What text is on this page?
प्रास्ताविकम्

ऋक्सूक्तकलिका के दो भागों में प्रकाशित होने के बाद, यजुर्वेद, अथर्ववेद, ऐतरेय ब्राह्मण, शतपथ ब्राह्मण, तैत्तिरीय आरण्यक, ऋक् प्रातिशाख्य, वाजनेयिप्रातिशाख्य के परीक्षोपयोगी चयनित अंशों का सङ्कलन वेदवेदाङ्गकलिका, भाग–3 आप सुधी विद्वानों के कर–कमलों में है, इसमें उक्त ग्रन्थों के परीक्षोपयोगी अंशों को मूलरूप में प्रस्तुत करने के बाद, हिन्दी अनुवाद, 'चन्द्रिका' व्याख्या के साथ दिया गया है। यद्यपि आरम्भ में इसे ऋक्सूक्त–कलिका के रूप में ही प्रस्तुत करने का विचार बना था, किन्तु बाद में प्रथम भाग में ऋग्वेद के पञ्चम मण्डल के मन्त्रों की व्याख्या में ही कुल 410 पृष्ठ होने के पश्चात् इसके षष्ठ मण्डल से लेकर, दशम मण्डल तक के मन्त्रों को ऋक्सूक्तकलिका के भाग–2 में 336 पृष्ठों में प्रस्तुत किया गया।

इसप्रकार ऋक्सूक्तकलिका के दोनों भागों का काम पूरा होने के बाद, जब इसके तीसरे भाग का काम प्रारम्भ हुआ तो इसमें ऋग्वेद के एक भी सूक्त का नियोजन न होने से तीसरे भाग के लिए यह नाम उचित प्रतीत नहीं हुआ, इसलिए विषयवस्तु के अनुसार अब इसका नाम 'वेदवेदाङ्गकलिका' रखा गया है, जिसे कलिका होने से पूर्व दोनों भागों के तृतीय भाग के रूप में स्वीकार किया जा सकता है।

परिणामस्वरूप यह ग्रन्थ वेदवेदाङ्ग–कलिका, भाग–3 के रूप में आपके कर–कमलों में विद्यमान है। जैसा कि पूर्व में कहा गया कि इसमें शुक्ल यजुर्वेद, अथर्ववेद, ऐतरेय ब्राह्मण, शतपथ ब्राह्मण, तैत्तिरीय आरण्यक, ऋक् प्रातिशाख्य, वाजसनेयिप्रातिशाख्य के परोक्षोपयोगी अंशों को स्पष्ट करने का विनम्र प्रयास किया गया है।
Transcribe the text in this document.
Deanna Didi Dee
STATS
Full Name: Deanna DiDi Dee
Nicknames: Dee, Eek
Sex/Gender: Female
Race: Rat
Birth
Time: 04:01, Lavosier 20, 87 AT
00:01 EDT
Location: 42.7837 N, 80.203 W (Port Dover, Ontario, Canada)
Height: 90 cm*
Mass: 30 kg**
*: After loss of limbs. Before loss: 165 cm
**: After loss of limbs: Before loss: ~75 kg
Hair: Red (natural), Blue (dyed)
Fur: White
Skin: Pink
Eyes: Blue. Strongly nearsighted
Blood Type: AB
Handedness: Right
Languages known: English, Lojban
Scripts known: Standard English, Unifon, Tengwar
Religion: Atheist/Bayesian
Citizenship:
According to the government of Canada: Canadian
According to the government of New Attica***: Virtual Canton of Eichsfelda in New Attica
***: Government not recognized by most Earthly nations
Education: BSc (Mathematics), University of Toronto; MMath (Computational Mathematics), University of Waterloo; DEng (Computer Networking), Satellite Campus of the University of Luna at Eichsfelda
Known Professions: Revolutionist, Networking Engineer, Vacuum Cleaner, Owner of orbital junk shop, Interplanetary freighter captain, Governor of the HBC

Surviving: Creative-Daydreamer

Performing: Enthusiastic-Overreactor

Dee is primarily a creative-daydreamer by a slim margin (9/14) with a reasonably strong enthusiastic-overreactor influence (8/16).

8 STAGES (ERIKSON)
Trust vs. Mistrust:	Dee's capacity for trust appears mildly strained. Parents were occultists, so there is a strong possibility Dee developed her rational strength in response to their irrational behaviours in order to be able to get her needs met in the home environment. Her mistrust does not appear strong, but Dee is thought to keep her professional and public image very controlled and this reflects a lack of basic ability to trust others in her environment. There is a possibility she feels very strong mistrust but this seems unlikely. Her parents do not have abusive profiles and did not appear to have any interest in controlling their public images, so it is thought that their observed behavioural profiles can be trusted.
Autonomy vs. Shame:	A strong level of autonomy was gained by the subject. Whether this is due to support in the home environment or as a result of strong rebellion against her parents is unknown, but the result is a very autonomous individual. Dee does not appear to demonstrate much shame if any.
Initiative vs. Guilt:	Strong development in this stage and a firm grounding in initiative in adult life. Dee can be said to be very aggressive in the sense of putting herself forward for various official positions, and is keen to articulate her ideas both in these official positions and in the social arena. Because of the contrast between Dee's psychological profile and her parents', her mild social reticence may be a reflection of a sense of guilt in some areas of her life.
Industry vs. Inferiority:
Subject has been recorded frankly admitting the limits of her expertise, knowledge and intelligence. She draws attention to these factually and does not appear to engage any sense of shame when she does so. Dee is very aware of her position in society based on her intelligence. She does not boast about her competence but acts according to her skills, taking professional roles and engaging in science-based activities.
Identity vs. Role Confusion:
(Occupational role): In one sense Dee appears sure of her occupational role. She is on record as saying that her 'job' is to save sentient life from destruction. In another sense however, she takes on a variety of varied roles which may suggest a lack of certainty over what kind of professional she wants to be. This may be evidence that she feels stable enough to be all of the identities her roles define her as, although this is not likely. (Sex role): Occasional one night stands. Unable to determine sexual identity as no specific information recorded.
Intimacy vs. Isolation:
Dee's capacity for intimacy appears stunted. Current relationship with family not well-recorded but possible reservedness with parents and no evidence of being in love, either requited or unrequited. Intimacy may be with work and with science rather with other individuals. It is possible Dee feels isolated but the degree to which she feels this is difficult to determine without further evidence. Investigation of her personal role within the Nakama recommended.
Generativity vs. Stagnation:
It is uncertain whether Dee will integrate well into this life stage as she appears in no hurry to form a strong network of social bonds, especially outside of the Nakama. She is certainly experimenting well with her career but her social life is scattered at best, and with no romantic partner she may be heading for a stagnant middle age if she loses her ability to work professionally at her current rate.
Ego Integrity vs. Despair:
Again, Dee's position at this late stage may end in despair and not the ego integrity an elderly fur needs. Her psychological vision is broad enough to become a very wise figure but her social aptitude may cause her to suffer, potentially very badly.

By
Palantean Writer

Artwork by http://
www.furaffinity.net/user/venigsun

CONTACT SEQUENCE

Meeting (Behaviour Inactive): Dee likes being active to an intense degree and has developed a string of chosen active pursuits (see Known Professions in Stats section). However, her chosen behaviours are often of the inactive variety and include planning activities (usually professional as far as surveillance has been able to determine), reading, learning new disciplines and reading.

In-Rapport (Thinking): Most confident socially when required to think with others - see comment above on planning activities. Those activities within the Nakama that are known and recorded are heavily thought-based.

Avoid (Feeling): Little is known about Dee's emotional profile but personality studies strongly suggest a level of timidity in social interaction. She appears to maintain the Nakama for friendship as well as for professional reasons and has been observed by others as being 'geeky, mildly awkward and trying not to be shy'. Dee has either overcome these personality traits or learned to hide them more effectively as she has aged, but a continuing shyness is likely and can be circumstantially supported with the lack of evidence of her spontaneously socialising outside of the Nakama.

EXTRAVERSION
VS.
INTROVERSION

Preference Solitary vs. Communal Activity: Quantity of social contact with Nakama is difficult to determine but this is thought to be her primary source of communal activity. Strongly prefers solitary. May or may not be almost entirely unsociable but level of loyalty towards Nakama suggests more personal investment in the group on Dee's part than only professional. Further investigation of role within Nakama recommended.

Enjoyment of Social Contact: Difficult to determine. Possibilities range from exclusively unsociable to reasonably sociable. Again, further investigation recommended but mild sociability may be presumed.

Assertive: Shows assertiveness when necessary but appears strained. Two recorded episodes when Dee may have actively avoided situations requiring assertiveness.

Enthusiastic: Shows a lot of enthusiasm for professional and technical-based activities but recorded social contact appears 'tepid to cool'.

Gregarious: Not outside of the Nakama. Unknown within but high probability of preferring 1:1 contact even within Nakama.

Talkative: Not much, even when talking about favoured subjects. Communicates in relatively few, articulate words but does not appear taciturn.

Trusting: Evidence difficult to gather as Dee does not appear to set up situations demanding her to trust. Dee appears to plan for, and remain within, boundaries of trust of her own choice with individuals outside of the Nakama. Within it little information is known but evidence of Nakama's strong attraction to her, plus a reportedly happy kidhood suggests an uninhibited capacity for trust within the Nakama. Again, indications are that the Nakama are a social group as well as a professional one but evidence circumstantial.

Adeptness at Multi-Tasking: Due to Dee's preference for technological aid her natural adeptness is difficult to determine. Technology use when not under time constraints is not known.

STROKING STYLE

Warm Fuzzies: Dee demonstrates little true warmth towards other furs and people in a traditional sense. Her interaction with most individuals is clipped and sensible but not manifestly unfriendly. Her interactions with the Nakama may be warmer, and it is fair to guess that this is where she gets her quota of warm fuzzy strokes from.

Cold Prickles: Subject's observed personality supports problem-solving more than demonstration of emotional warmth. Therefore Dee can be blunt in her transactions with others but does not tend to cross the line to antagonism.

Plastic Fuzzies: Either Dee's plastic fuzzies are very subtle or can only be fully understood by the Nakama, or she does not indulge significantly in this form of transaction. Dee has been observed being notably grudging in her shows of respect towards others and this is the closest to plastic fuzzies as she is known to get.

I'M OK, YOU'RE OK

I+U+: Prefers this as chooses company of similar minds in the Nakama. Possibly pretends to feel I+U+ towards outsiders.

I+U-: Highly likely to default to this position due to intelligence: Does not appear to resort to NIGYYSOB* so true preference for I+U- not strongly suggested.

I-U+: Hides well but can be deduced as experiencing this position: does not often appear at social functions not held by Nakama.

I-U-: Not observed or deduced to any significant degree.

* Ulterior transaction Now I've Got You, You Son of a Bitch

==========

Set exercise: Your answer should be a single number: how many lines in the data above include "loss"?

Answer for this exercise: 2